Given problem: Go through the material below and copy each line where the word "screenshot" appears.

[Saved data entries]
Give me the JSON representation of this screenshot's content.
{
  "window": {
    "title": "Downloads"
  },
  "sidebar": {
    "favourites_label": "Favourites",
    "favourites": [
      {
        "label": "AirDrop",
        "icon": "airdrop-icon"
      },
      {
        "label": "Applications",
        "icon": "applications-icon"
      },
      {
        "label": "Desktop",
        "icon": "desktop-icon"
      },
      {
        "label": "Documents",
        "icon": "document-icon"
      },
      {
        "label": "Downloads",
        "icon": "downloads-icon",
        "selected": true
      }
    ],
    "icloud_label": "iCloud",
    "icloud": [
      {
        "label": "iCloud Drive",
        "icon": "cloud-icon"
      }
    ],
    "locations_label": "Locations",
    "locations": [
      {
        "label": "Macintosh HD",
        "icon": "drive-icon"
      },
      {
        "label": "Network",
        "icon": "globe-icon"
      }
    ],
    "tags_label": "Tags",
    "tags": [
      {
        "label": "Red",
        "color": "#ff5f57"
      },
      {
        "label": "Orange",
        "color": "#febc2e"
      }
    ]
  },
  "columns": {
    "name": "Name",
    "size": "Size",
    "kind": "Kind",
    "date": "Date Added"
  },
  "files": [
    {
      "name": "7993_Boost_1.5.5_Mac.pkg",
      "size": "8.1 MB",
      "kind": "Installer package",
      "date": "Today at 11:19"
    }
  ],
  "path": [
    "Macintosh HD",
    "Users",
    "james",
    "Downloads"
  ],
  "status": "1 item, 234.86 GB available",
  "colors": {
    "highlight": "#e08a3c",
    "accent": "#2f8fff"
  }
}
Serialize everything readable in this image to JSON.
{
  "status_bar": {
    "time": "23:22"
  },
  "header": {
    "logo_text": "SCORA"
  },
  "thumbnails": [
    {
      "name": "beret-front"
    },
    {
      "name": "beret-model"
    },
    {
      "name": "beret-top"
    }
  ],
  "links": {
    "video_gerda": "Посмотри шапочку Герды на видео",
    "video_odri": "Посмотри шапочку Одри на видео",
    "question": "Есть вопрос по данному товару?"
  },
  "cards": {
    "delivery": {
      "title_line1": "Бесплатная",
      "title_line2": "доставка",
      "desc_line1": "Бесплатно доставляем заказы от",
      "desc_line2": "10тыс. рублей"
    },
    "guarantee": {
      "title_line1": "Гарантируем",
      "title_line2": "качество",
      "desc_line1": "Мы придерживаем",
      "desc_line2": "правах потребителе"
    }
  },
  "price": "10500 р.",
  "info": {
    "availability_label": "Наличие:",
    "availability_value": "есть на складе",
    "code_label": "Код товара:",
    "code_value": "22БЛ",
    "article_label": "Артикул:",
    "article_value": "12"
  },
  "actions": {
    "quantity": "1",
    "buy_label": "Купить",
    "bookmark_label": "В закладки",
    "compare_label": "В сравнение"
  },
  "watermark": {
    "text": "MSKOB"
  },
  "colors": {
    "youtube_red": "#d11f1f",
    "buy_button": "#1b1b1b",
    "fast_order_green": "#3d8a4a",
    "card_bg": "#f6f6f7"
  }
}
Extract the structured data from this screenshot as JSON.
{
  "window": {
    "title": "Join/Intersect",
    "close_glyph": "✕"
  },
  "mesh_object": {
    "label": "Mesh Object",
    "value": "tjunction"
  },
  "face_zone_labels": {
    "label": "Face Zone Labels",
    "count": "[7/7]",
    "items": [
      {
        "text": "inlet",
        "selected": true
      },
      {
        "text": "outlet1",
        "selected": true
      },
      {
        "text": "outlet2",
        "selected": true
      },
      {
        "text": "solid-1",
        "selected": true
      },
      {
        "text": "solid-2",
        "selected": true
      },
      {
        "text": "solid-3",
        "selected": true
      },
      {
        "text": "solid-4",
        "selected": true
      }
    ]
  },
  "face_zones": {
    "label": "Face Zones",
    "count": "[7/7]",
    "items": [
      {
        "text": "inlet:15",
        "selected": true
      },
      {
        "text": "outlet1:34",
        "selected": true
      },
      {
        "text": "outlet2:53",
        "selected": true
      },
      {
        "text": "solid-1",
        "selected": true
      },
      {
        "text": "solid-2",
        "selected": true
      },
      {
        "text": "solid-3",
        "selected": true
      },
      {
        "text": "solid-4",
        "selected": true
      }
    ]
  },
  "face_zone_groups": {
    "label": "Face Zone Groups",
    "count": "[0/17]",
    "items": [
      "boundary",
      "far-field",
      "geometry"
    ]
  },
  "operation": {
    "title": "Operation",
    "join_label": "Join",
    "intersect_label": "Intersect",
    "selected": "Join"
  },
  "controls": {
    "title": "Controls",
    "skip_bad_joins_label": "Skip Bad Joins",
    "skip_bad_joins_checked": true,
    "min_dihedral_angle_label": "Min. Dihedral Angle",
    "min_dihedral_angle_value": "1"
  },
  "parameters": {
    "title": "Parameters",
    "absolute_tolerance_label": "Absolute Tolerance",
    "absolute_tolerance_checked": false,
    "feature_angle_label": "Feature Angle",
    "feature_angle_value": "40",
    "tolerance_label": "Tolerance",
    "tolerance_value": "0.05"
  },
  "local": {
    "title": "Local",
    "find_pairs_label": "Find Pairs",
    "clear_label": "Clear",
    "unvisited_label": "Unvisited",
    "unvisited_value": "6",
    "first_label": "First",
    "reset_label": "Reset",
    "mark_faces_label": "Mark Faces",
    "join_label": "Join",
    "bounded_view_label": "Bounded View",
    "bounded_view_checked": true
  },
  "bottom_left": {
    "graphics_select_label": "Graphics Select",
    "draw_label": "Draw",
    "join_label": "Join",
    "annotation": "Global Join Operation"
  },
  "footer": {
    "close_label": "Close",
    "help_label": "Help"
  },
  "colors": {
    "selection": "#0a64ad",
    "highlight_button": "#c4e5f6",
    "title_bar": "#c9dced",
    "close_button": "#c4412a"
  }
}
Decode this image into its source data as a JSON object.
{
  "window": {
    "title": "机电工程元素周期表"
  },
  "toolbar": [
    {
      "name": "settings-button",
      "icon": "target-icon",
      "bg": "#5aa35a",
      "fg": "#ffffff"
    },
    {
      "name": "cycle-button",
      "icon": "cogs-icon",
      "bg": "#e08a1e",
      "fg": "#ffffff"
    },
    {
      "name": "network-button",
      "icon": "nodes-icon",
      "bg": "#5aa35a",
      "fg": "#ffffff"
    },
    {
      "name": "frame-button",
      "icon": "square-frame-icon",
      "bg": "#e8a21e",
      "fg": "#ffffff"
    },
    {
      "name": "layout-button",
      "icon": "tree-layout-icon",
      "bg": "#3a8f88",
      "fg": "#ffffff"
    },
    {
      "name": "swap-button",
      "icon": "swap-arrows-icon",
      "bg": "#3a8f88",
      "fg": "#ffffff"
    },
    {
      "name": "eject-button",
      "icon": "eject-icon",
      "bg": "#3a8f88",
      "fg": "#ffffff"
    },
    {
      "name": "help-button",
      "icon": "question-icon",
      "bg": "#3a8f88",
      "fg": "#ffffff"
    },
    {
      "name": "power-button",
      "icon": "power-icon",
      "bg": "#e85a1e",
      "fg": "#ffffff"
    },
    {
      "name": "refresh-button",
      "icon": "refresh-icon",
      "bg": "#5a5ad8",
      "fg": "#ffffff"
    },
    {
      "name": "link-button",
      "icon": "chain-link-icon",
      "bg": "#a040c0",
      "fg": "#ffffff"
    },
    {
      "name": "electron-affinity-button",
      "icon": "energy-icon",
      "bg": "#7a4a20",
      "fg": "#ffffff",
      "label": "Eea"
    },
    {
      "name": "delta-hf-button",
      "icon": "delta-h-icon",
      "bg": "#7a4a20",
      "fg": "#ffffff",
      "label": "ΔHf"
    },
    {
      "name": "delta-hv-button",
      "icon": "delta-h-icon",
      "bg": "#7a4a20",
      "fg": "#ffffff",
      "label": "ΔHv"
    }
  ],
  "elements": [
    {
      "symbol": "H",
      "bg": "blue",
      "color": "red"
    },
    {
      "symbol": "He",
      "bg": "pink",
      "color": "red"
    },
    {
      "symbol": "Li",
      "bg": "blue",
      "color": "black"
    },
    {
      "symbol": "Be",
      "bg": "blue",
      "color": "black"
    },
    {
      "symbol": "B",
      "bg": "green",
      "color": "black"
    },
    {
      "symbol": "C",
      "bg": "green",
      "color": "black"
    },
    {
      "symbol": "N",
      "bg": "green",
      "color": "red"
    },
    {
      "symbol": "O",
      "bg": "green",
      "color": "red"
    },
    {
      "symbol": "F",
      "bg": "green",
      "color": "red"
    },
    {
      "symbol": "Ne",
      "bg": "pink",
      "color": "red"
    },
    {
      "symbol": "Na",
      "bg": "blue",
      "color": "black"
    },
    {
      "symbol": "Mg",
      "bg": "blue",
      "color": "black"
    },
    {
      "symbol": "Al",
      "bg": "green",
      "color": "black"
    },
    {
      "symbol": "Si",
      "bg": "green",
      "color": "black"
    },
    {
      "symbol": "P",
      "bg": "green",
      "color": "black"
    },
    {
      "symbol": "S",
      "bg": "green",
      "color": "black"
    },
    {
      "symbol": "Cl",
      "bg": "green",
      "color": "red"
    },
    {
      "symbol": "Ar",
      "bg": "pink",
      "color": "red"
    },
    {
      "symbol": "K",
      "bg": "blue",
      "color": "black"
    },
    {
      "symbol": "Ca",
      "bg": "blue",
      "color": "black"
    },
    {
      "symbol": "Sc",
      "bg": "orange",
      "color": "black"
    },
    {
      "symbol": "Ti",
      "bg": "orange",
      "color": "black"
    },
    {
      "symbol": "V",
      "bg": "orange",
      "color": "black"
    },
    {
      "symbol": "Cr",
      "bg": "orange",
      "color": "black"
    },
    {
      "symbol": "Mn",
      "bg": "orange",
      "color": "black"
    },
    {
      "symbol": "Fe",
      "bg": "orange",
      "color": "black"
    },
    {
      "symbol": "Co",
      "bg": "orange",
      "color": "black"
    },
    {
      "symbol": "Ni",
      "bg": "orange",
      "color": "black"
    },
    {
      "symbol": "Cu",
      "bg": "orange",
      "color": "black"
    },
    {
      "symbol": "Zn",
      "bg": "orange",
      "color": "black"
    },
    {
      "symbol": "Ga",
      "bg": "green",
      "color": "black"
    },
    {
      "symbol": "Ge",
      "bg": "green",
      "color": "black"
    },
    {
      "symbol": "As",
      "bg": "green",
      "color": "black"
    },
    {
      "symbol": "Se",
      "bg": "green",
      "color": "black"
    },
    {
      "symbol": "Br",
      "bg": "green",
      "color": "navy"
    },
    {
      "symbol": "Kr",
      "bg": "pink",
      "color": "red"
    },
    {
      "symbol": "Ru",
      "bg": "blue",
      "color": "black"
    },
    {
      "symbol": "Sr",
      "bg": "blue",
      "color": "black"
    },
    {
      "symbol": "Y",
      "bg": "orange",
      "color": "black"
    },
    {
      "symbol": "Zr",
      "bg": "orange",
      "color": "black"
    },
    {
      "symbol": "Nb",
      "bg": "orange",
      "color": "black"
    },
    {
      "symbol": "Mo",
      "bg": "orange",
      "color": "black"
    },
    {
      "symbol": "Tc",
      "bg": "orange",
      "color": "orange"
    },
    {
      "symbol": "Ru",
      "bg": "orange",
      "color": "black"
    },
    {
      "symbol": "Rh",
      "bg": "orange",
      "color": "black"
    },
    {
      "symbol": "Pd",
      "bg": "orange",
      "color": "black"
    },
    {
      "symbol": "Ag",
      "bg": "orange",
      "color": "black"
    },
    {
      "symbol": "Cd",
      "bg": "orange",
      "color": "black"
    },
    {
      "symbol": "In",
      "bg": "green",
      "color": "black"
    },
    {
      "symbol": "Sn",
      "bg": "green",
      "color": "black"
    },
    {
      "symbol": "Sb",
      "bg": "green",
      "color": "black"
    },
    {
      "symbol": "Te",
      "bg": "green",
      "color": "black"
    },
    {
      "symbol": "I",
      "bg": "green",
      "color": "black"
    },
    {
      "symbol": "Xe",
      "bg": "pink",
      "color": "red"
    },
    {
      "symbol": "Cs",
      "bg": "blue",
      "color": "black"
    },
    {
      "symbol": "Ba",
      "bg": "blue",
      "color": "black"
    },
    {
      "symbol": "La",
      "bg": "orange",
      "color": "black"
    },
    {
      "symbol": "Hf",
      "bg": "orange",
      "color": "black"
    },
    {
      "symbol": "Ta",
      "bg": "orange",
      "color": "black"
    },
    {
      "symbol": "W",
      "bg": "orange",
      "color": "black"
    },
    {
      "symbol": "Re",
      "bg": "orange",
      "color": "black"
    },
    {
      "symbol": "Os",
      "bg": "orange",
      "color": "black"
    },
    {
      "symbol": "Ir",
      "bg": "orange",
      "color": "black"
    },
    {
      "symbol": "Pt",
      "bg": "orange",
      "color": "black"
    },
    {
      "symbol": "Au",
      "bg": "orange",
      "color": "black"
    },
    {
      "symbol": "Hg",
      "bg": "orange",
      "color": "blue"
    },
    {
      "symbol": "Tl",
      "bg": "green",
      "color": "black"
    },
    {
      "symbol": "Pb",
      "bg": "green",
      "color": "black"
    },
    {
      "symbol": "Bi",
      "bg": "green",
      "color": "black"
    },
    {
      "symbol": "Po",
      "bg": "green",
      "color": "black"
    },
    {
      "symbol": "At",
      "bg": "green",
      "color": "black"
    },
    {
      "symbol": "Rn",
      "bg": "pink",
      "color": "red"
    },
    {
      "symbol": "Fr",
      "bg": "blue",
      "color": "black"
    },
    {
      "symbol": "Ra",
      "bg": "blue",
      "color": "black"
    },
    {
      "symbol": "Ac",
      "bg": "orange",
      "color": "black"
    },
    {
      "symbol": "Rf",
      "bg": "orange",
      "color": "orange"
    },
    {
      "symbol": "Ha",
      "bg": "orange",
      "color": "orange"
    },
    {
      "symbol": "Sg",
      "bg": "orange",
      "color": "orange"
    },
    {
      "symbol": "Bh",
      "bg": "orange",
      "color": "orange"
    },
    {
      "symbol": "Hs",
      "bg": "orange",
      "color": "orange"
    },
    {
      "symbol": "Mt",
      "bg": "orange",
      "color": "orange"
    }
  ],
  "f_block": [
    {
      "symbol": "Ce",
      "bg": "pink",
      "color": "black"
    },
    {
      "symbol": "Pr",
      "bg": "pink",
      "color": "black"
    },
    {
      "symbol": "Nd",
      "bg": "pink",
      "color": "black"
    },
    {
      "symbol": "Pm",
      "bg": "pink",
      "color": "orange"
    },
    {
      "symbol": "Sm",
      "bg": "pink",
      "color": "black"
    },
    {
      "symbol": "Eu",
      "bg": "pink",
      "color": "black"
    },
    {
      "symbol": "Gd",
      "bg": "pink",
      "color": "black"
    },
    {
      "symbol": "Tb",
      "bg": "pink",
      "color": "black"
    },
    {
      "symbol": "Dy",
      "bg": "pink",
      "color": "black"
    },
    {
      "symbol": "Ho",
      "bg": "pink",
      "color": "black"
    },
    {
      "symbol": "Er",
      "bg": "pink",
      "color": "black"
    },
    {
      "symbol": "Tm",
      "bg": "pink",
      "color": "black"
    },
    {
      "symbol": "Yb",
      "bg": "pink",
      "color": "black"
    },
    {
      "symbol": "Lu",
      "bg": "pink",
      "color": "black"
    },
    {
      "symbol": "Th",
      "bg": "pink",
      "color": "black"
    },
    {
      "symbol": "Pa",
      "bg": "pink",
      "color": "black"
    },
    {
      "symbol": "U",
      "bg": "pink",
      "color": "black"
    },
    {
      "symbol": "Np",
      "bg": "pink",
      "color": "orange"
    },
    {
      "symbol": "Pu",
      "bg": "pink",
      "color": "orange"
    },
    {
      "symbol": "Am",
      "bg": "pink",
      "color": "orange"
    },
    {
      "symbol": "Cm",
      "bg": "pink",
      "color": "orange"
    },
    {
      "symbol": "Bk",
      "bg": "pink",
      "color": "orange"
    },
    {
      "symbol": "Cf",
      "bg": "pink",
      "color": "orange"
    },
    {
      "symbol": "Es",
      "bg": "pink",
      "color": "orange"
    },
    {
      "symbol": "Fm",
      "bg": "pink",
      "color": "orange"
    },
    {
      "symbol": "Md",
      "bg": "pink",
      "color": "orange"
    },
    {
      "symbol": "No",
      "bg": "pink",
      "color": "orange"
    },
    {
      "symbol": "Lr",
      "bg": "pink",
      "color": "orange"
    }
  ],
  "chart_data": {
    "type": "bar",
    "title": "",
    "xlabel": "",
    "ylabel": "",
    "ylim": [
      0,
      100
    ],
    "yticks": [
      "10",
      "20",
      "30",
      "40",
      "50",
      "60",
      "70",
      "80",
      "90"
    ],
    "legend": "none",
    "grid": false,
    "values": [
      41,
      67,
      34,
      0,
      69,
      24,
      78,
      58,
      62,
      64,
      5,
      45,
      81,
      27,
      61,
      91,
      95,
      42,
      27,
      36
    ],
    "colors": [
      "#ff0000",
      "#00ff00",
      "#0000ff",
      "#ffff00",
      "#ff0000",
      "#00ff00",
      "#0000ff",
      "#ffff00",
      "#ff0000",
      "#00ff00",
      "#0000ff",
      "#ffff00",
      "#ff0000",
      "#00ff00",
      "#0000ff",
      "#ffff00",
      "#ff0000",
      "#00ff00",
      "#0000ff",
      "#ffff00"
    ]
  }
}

Reply:
Give me the JSON representation of this screenshot's content.
Extract the structured data from this screenshot as JSON.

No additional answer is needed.